[BEGIN Source material]
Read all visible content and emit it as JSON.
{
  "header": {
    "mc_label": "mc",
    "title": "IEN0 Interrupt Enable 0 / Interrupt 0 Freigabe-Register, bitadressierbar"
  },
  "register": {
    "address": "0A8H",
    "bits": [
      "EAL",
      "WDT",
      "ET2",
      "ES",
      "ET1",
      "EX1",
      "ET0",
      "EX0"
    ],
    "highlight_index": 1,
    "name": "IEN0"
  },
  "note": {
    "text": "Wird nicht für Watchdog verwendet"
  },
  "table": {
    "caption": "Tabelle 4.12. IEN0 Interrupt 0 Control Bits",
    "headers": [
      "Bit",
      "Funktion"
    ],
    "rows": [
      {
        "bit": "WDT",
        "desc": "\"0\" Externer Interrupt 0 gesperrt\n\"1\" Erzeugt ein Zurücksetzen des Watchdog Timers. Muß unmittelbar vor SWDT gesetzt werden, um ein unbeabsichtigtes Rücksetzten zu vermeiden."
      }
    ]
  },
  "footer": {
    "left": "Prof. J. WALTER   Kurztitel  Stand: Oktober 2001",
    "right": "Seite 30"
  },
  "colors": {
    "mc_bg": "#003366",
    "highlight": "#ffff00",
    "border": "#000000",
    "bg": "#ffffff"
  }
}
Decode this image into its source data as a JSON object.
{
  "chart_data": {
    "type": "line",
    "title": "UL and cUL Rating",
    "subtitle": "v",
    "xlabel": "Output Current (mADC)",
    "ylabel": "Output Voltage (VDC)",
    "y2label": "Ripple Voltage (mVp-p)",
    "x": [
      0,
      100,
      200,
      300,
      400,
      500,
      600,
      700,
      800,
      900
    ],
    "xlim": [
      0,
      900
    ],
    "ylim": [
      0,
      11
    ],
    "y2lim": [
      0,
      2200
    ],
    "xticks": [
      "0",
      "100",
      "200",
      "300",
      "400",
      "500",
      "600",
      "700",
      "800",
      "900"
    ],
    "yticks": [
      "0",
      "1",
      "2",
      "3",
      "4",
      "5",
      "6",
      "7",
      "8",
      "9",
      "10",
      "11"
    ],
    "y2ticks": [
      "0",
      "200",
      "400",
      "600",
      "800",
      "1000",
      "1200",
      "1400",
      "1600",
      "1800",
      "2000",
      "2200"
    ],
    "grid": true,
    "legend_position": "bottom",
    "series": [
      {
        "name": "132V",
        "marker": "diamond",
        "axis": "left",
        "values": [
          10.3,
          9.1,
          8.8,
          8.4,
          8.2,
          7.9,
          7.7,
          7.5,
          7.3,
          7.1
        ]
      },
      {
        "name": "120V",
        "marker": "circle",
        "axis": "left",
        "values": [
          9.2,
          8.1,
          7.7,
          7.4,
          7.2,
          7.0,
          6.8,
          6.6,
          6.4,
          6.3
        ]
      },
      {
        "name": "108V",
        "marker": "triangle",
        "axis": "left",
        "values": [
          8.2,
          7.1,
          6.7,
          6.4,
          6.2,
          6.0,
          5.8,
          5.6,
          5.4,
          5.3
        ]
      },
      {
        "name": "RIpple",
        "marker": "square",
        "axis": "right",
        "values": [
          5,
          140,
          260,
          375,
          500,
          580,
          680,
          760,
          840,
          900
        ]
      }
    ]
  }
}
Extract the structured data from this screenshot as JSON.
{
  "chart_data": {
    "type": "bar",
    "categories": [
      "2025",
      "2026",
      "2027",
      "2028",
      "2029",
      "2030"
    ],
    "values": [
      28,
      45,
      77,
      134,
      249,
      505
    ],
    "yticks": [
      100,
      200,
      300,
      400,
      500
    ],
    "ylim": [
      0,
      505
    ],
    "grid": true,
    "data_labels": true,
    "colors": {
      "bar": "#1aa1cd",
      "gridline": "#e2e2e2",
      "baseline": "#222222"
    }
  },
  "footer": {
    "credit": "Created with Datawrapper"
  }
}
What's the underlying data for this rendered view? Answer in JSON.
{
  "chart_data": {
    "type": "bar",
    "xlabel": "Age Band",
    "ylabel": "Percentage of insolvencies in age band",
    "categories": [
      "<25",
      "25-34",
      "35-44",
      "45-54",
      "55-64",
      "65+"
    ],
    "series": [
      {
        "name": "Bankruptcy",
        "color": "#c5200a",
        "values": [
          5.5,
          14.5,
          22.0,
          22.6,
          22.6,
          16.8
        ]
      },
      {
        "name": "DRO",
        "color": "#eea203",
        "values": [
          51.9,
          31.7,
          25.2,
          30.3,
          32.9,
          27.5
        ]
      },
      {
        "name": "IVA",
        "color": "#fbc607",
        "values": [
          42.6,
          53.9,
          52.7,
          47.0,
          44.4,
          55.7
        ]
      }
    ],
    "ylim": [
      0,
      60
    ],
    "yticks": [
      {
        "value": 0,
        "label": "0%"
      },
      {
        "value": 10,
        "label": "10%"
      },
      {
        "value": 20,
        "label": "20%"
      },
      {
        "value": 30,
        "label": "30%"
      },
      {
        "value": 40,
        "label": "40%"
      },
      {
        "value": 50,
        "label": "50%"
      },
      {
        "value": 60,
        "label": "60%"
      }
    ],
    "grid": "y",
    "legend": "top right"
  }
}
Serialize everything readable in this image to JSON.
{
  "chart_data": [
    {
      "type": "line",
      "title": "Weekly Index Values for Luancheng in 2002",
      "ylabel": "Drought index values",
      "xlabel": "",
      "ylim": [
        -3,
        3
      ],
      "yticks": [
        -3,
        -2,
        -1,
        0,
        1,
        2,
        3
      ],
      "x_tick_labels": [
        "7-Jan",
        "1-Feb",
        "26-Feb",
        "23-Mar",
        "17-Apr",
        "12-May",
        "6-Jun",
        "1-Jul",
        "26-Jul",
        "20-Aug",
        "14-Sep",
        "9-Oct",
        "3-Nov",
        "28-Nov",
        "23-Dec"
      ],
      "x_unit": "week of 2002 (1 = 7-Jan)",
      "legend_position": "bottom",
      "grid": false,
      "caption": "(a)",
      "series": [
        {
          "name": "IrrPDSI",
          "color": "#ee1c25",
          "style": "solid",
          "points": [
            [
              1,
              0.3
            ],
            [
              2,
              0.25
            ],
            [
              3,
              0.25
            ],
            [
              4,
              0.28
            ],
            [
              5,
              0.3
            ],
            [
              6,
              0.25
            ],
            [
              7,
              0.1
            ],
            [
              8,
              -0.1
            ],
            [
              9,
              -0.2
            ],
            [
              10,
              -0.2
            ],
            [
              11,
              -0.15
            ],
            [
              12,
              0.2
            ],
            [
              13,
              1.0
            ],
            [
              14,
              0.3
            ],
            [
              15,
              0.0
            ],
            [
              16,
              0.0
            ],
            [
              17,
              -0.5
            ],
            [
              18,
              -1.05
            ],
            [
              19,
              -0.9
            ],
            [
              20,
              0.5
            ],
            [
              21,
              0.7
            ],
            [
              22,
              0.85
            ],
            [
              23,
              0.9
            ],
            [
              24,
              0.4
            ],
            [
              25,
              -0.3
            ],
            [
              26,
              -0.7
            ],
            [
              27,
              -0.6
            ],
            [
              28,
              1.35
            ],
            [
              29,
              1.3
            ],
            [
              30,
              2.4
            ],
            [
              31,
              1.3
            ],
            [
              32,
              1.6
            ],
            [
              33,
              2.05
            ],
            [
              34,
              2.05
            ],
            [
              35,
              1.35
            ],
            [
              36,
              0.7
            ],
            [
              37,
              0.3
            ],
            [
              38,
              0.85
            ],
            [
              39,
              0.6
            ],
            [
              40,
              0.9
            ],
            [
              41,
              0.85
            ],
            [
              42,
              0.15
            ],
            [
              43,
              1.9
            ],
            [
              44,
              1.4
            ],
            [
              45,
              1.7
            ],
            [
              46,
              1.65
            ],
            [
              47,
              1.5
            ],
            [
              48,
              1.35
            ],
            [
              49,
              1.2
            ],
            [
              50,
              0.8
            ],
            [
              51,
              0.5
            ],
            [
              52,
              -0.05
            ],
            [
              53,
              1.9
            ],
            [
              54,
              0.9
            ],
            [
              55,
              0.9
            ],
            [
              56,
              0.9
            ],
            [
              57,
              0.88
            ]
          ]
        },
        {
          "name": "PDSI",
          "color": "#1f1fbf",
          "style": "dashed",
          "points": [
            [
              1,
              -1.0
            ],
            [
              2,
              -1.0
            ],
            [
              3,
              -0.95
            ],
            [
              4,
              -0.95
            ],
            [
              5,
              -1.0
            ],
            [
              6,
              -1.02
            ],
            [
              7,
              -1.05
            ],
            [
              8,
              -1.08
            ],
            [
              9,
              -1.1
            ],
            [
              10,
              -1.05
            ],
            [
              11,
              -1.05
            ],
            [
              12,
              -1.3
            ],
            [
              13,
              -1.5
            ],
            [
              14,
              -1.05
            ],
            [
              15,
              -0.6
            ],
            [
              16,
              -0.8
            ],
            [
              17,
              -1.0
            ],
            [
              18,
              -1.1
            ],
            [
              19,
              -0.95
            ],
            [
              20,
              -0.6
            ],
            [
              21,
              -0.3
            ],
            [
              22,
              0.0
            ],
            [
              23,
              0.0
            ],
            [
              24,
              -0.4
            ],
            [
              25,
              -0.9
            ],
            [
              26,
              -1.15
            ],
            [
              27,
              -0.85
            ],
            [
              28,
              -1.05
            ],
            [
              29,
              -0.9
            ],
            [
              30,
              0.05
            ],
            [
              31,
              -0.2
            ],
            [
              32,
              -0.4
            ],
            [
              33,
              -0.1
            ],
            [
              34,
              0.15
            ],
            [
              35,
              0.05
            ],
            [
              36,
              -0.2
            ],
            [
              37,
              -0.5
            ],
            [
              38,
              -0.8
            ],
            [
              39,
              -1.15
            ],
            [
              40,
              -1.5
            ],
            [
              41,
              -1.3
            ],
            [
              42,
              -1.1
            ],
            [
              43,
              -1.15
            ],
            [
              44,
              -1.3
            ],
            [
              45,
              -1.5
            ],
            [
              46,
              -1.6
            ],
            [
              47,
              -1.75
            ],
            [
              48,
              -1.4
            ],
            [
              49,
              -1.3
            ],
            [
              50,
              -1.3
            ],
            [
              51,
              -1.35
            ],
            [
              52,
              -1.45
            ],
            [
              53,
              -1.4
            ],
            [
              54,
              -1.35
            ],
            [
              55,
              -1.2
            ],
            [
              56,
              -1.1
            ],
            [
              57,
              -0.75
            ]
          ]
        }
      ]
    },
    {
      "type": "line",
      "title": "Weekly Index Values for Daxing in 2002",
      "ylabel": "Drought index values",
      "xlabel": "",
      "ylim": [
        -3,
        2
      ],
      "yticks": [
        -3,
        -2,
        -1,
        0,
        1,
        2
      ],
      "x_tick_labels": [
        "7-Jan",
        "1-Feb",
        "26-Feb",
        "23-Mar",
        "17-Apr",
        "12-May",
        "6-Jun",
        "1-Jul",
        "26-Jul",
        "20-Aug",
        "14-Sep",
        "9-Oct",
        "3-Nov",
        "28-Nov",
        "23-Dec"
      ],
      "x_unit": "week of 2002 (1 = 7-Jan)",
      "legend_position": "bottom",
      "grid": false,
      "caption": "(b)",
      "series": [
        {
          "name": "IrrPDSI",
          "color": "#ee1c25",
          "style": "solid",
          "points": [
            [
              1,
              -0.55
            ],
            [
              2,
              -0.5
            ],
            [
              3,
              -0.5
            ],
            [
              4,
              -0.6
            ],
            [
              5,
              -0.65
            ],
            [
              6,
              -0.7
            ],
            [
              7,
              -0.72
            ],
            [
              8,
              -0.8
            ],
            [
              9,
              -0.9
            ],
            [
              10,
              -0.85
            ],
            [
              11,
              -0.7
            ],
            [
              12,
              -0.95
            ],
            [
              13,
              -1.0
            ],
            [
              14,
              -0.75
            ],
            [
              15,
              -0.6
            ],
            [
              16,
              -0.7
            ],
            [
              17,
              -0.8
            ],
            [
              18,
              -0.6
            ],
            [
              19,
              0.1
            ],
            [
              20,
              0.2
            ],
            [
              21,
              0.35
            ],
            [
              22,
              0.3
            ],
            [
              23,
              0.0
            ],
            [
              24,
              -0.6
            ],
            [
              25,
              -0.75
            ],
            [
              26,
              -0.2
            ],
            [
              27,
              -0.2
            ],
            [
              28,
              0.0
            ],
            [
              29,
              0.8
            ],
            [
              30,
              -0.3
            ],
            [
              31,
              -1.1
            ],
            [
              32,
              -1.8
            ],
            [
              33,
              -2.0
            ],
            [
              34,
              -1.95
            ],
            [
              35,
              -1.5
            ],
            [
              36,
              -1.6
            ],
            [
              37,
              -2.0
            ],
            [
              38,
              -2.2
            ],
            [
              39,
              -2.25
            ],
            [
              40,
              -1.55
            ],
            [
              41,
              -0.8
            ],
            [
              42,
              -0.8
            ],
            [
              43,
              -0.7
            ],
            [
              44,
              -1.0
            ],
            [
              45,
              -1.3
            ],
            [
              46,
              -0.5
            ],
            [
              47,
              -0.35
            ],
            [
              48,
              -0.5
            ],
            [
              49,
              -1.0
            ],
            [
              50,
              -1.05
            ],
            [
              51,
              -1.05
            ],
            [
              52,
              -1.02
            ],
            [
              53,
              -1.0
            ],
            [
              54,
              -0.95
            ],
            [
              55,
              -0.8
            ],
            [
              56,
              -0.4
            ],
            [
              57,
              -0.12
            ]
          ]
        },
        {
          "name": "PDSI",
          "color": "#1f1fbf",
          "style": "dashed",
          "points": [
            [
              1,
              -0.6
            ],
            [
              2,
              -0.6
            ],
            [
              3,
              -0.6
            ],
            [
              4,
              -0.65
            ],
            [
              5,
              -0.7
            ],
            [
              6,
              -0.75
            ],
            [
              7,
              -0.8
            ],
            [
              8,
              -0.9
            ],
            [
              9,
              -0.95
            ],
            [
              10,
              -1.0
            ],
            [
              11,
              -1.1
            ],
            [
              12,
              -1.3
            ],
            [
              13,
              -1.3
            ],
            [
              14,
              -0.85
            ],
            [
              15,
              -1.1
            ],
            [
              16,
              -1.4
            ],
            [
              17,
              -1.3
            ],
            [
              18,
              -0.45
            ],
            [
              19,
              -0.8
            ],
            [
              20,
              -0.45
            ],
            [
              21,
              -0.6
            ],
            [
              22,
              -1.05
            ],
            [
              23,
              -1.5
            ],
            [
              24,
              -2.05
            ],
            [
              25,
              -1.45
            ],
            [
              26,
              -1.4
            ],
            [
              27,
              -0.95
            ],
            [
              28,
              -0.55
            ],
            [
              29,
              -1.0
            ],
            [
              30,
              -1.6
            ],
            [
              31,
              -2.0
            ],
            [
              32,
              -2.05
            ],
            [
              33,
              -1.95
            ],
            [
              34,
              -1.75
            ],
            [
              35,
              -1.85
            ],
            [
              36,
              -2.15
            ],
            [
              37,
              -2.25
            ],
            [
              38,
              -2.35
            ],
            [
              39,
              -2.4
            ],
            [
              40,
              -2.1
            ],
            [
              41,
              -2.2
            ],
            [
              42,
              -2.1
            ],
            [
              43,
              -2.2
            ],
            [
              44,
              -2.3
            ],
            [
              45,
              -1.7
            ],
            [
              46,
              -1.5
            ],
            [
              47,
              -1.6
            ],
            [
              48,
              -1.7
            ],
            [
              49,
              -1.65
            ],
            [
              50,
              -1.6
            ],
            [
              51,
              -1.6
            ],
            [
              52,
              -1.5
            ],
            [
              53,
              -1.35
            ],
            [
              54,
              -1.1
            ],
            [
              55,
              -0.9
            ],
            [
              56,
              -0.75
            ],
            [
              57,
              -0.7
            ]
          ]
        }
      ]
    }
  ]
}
[END Source material]
What this task involves - Wherever a line in the data above holds "xlabel", copy that line.

Answer to this task -
    "xlabel": "Output Current (mADC)",
    "xlabel": "Age Band",
      "xlabel": "",
      "xlabel": "",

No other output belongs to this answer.